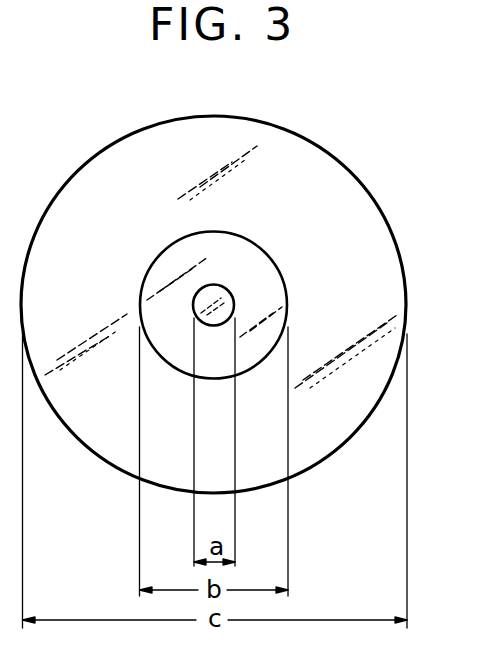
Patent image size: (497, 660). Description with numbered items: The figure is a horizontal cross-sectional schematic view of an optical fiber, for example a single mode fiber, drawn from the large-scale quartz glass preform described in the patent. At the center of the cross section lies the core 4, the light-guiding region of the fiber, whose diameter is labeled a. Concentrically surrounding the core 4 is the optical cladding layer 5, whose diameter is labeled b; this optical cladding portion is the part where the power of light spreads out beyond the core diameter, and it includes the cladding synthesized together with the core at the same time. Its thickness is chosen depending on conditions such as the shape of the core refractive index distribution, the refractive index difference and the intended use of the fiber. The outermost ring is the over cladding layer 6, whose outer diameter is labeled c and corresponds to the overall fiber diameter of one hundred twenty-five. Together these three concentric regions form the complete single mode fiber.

The core 4 is at (230, 303).
The optical cladding layer 5 is at (262, 270).
The over cladding layer 6 is at (325, 185).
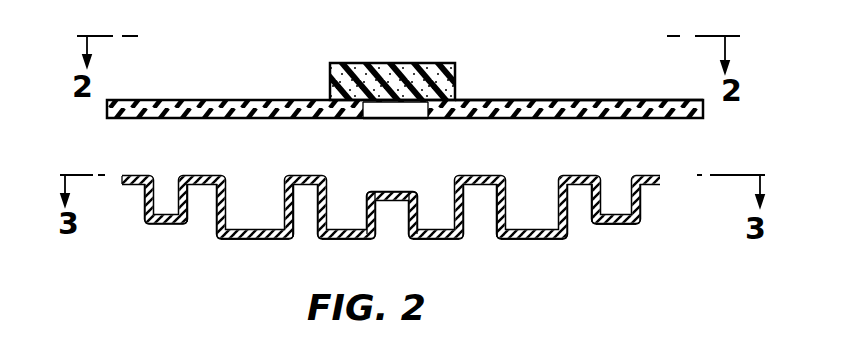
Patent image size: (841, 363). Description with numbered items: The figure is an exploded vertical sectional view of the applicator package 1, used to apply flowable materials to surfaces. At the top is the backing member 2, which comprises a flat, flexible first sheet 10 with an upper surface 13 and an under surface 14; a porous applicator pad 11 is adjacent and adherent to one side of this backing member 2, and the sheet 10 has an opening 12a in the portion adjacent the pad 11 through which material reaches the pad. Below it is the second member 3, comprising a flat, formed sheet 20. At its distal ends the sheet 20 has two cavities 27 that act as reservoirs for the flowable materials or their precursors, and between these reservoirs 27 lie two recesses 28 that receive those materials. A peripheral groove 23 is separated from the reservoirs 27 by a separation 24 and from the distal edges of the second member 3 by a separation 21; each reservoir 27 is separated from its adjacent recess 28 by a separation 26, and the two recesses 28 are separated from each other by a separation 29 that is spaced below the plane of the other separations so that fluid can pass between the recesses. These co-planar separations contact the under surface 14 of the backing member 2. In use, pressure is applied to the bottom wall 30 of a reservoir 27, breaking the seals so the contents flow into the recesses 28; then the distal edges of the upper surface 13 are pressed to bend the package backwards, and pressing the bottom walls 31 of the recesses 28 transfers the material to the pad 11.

The applicator package 1 is at (100, 105).
The backing member 2 is at (522, 74).
The second member 3 is at (636, 243).
The first sheet 10 is at (620, 100).
The porous applicator pad 11 is at (386, 70).
The aperture 12a is at (400, 112).
The upper surface 13 is at (178, 100).
The under surface 14 is at (180, 119).
The formed sheet 20 is at (650, 175).
The separation 21 is at (132, 185).
The groove 23 is at (167, 182).
The separation 24 is at (205, 193).
The separation 26 is at (303, 187).
The cavity 27 is at (242, 192).
The recess 28 is at (427, 198).
The separation 29 is at (390, 205).
The bottom wall 30 is at (253, 240).
The bottom wall 31 is at (347, 238).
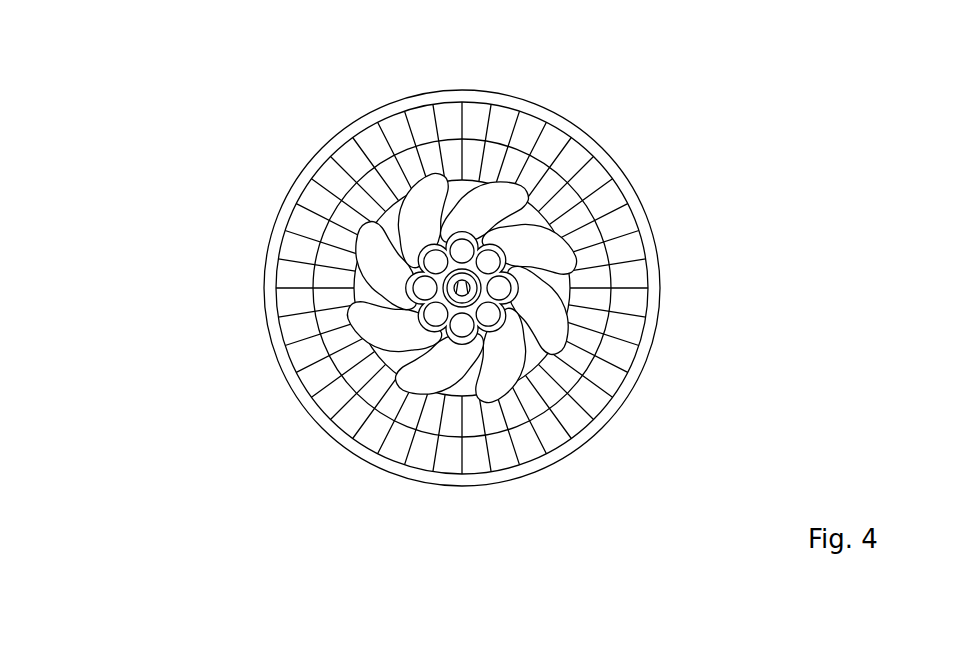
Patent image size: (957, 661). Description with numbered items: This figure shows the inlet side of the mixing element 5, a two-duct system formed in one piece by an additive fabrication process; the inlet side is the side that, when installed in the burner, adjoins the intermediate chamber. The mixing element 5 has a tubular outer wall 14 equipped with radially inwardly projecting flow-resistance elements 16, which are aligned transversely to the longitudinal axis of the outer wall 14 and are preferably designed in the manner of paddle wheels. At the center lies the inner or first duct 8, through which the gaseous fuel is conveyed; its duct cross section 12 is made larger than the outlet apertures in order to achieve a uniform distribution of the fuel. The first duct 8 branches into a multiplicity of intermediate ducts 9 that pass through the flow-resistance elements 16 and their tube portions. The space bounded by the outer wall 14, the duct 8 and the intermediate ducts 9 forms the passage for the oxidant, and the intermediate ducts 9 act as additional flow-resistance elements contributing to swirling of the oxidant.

The mixing element 5 is at (122, 92).
The tubular outer wall 14 is at (327, 151).
The duct cross section 12 is at (427, 288).
The flow-resistance elements 16 is at (322, 266).
The first duct 8 is at (315, 376).
The intermediate ducts 9 is at (415, 376).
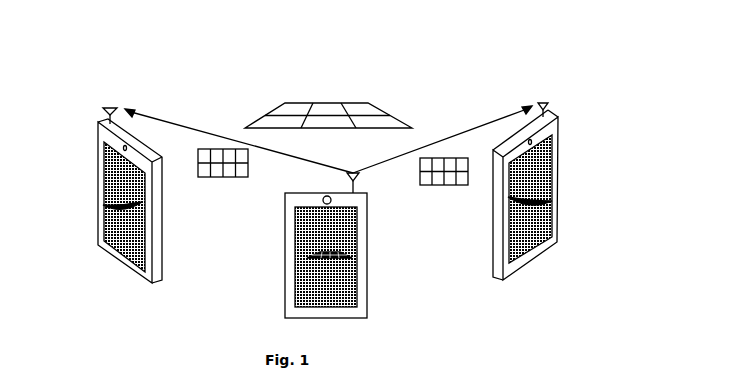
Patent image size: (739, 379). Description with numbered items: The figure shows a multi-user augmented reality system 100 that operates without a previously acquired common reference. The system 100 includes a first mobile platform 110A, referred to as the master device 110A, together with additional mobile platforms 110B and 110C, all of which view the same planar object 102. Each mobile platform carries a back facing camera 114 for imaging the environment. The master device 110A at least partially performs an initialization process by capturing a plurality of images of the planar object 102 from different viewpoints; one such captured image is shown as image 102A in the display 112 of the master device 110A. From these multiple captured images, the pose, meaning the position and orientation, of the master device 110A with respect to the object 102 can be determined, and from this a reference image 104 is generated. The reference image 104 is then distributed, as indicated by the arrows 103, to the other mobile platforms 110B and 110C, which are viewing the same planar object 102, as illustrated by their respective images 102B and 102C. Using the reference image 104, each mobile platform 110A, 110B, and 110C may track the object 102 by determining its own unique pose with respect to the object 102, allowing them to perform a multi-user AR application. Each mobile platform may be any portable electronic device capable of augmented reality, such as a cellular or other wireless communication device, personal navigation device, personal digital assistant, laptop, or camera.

The system 100 is at (170, 54).
The image content 102 is at (377, 105).
The network connection 103 is at (157, 118).
The remote input device 104 is at (227, 178).
The mobile device 110A is at (285, 290).
The mobile device 110B is at (558, 148).
The mobile device 110C is at (98, 162).
The displayed image 102A is at (307, 257).
The displayed image 102B is at (552, 201).
The displayed image 102C is at (103, 206).
The display screen 112 is at (357, 295).
The camera 114 is at (332, 200).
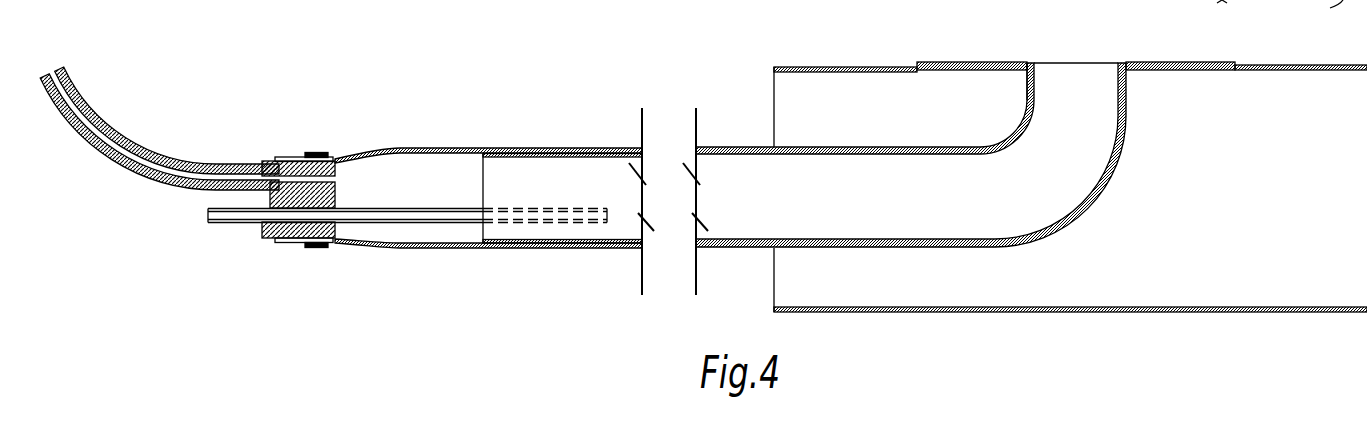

※

Set task =
Please print every one of the entries above word for word, leaving out the pictures.

Solution for this exercise =
Patent image size: (497, 660). Description with numbered items: The figure is a horizontal cross-sectional schematic view of an optical fiber, for example a single mode fiber, drawn from the large-scale quartz glass preform described in the patent. At the center of the cross section lies the core 4, the light-guiding region of the fiber, whose diameter is labeled a. Concentrically surrounding the core 4 is the optical cladding layer 5, whose diameter is labeled b; this optical cladding portion is the part where the power of light spreads out beyond the core diameter, and it includes the cladding synthesized together with the core at the same time. Its thickness is chosen depending on conditions such as the shape of the core refractive index distribution, the refractive index difference and the intended use of the fiber. The outermost ring is the over cladding layer 6, whose outer diameter is labeled c and corresponds to the overall fiber diameter of one hundred twenty-five. Together these three concentric regions form the complete single mode fiber.

The core 4 is at (230, 303).
The optical cladding layer 5 is at (262, 270).
The over cladding layer 6 is at (325, 185).
Patent image size: (841, 363). Description with numbered items: The figure is an exploded vertical sectional view of the applicator package 1, used to apply flowable materials to surfaces. At the top is the backing member 2, which comprises a flat, flexible first sheet 10 with an upper surface 13 and an under surface 14; a porous applicator pad 11 is adjacent and adherent to one side of this backing member 2, and the sheet 10 has an opening 12a in the portion adjacent the pad 11 through which material reaches the pad. Below it is the second member 3, comprising a flat, formed sheet 20. At its distal ends the sheet 20 has two cavities 27 that act as reservoirs for the flowable materials or their precursors, and between these reservoirs 27 lie two recesses 28 that receive those materials. A peripheral groove 23 is separated from the reservoirs 27 by a separation 24 and from the distal edges of the second member 3 by a separation 21; each reservoir 27 is separated from its adjacent recess 28 by a separation 26, and the two recesses 28 are separated from each other by a separation 29 that is spaced below the plane of the other separations so that fluid can pass between the recesses. These co-planar separations contact the under surface 14 of the backing member 2. In use, pressure is applied to the bottom wall 30 of a reservoir 27, breaking the seals so the contents flow into the recesses 28; then the distal edges of the upper surface 13 are pressed to bend the package backwards, and pressing the bottom walls 31 of the recesses 28 transfers the material to the pad 11.

The applicator package 1 is at (100, 105).
The backing member 2 is at (522, 74).
The second member 3 is at (636, 243).
The first sheet 10 is at (620, 100).
The porous applicator pad 11 is at (386, 70).
The aperture 12a is at (400, 112).
The upper surface 13 is at (178, 100).
The under surface 14 is at (180, 119).
The formed sheet 20 is at (650, 175).
The separation 21 is at (132, 185).
The groove 23 is at (167, 182).
The separation 24 is at (205, 193).
The separation 26 is at (303, 187).
The cavity 27 is at (242, 192).
The recess 28 is at (427, 198).
The separation 29 is at (390, 205).
The bottom wall 30 is at (253, 240).
The bottom wall 31 is at (347, 238).
Patent image size: (957, 661). Description with numbered items: This figure shows the inlet side of the mixing element 5, a two-duct system formed in one piece by an additive fabrication process; the inlet side is the side that, when installed in the burner, adjoins the intermediate chamber. The mixing element 5 has a tubular outer wall 14 equipped with radially inwardly projecting flow-resistance elements 16, which are aligned transversely to the longitudinal axis of the outer wall 14 and are preferably designed in the manner of paddle wheels. At the center lies the inner or first duct 8, through which the gaseous fuel is conveyed; its duct cross section 12 is made larger than the outlet apertures in order to achieve a uniform distribution of the fuel. The first duct 8 branches into a multiplicity of intermediate ducts 9 that pass through the flow-resistance elements 16 and their tube portions. The space bounded by the outer wall 14, the duct 8 and the intermediate ducts 9 forms the passage for the oxidant, and the intermediate ducts 9 act as additional flow-resistance elements contributing to swirling of the oxidant.

The mixing element 5 is at (122, 92).
The tubular outer wall 14 is at (327, 151).
The duct cross section 12 is at (427, 288).
The flow-resistance elements 16 is at (322, 266).
The first duct 8 is at (315, 376).
The intermediate ducts 9 is at (415, 376).
Patent image size: (739, 379). Description with numbered items: The figure shows a multi-user augmented reality system 100 that operates without a previously acquired common reference. The system 100 includes a first mobile platform 110A, referred to as the master device 110A, together with additional mobile platforms 110B and 110C, all of which view the same planar object 102. Each mobile platform carries a back facing camera 114 for imaging the environment. The master device 110A at least partially performs an initialization process by capturing a plurality of images of the planar object 102 from different viewpoints; one such captured image is shown as image 102A in the display 112 of the master device 110A. From these multiple captured images, the pose, meaning the position and orientation, of the master device 110A with respect to the object 102 can be determined, and from this a reference image 104 is generated. The reference image 104 is then distributed, as indicated by the arrows 103, to the other mobile platforms 110B and 110C, which are viewing the same planar object 102, as illustrated by their respective images 102B and 102C. Using the reference image 104, each mobile platform 110A, 110B, and 110C may track the object 102 by determining its own unique pose with respect to the object 102, allowing them to perform a multi-user AR application. Each mobile platform may be any portable electronic device capable of augmented reality, such as a cellular or other wireless communication device, personal navigation device, personal digital assistant, laptop, or camera.

The system 100 is at (170, 54).
The image content 102 is at (377, 105).
The network connection 103 is at (157, 118).
The remote input device 104 is at (227, 178).
The mobile device 110A is at (285, 290).
The mobile device 110B is at (558, 148).
The mobile device 110C is at (98, 162).
The displayed image 102A is at (307, 257).
The displayed image 102B is at (552, 201).
The displayed image 102C is at (103, 206).
The display screen 112 is at (357, 295).
The camera 114 is at (332, 200).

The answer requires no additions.